INSTRUCTIONS FOR THE TASK
Which lines hold the word "улицы"? Show each of them.

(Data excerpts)
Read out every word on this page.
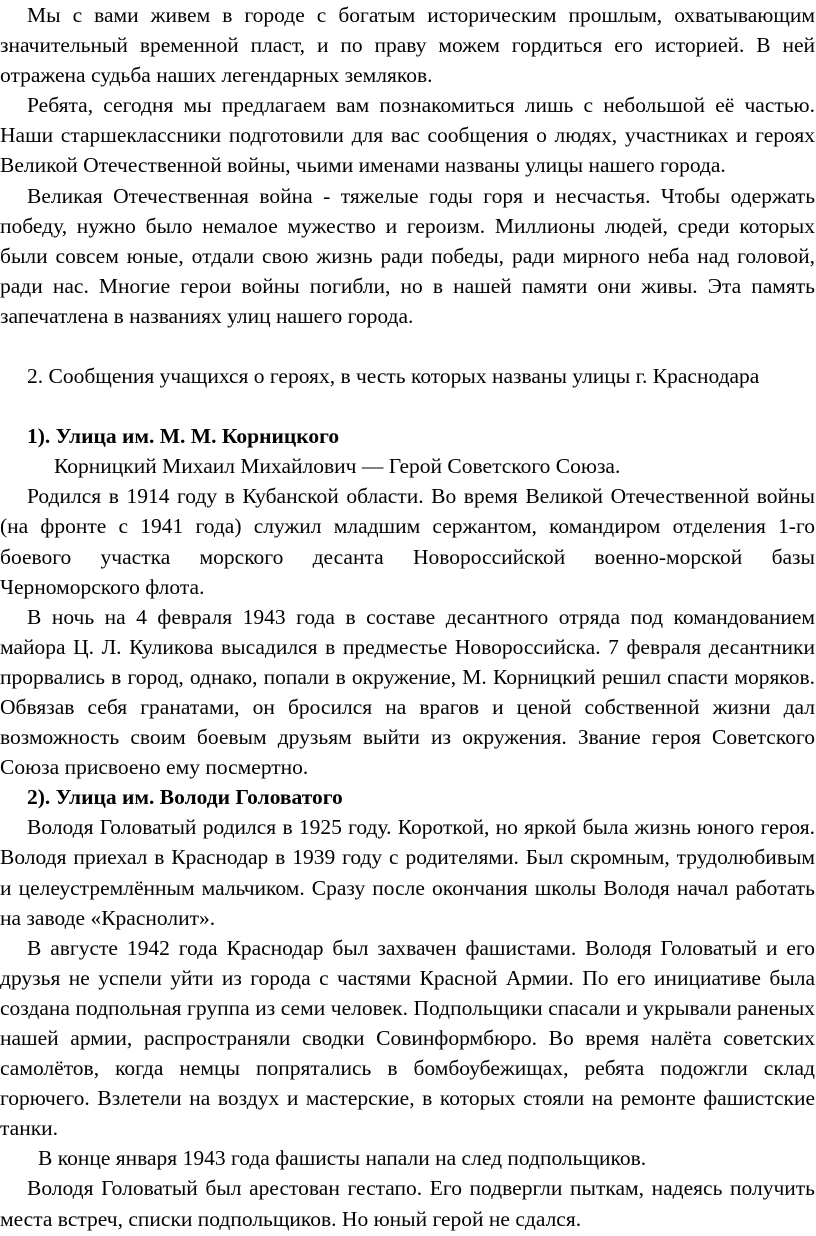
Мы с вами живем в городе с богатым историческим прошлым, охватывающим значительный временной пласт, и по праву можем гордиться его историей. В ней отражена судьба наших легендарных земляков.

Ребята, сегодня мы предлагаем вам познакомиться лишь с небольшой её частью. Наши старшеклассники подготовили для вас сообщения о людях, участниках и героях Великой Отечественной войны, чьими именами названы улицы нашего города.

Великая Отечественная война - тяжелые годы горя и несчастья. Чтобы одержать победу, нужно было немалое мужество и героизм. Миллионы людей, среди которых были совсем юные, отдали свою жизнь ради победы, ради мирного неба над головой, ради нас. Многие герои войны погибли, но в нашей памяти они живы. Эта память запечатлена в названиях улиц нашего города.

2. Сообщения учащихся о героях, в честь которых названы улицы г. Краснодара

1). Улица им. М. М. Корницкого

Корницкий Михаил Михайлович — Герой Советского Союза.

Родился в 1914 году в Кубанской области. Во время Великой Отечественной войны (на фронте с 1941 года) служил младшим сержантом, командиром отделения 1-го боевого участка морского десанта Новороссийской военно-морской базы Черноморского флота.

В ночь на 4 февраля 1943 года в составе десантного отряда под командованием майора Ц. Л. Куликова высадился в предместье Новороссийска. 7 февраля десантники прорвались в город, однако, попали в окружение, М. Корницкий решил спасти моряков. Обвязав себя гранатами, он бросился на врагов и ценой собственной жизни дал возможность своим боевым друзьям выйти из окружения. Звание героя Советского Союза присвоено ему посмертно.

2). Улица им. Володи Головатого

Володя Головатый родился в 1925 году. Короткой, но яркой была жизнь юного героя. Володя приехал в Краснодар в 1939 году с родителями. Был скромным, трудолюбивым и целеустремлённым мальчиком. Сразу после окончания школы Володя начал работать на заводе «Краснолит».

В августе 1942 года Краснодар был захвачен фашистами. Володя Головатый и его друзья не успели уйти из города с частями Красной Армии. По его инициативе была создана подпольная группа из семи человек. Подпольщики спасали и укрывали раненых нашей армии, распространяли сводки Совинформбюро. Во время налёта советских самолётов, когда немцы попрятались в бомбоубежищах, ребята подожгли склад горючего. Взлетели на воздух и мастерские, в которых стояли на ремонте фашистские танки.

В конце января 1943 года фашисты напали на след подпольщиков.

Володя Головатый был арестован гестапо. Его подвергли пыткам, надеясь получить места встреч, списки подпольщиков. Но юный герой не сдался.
---
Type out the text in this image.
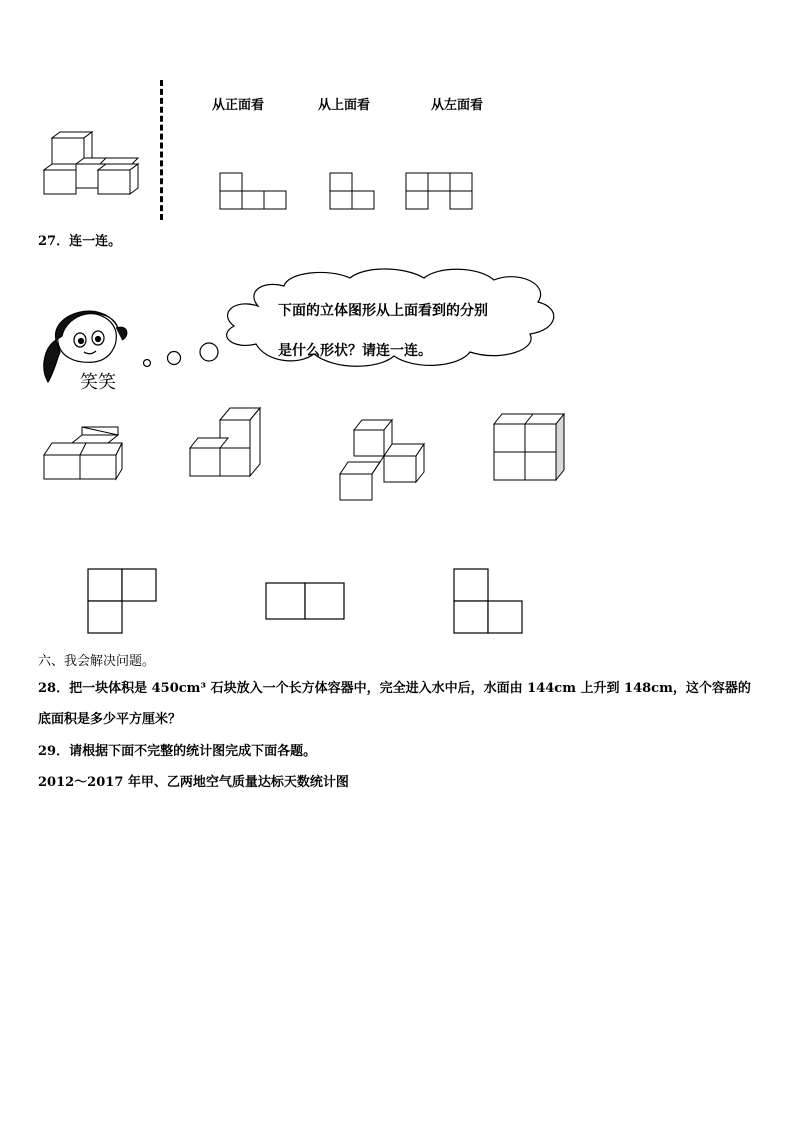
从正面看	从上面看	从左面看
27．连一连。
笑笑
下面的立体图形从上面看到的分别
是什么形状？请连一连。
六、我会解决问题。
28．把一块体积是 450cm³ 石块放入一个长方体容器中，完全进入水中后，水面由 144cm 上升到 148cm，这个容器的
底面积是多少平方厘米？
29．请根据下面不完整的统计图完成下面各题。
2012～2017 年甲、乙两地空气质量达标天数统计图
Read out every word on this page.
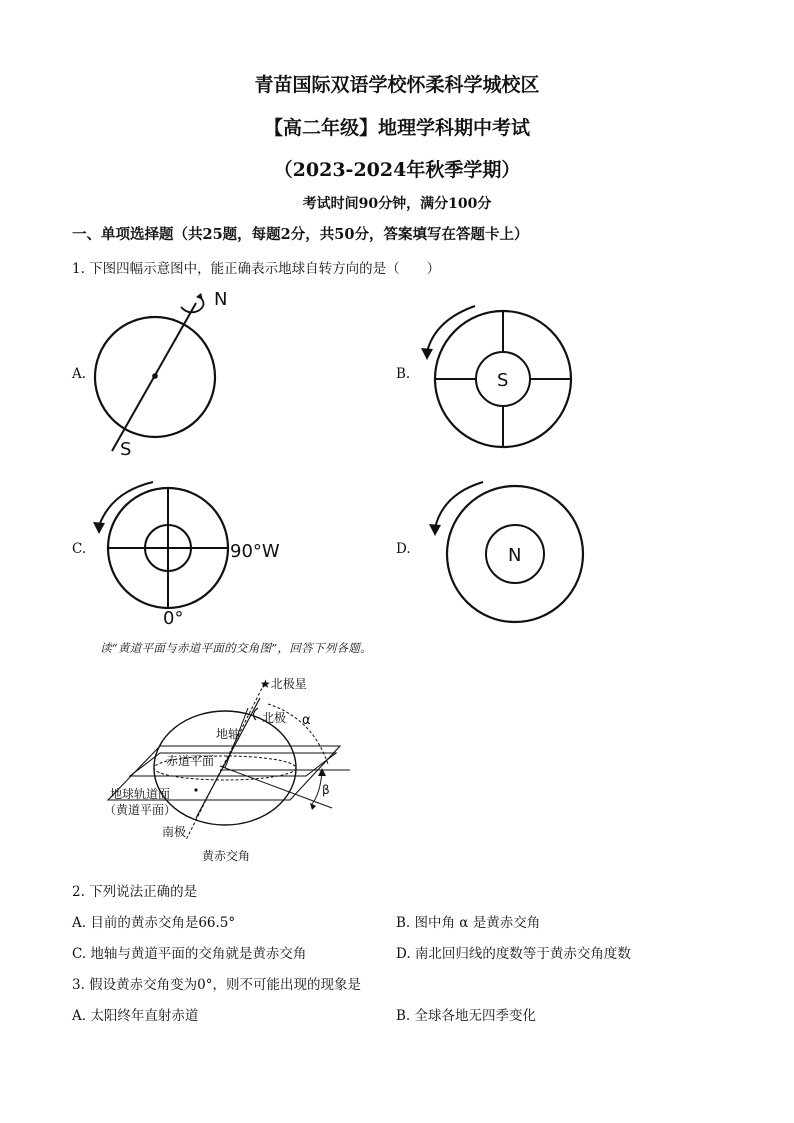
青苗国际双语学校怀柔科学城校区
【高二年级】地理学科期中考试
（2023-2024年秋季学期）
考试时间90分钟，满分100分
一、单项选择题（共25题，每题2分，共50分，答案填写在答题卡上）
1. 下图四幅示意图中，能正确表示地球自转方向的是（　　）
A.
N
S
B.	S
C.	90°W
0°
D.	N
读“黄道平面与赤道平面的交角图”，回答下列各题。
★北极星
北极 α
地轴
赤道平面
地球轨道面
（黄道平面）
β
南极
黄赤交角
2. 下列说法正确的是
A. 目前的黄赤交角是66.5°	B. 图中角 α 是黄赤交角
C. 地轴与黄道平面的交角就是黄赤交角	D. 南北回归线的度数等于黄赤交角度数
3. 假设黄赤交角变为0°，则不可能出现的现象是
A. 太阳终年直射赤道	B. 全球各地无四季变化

RESULT OF THE TASK
Ребята, сегодня мы предлагаем вам познакомиться лишь с небольшой её частью. Наши старшеклассники подготовили для вас сообщения о людях, участниках и героях Великой Отечественной войны, чьими именами названы улицы нашего города.
2. Сообщения учащихся о героях, в честь которых названы улицы г. Краснодара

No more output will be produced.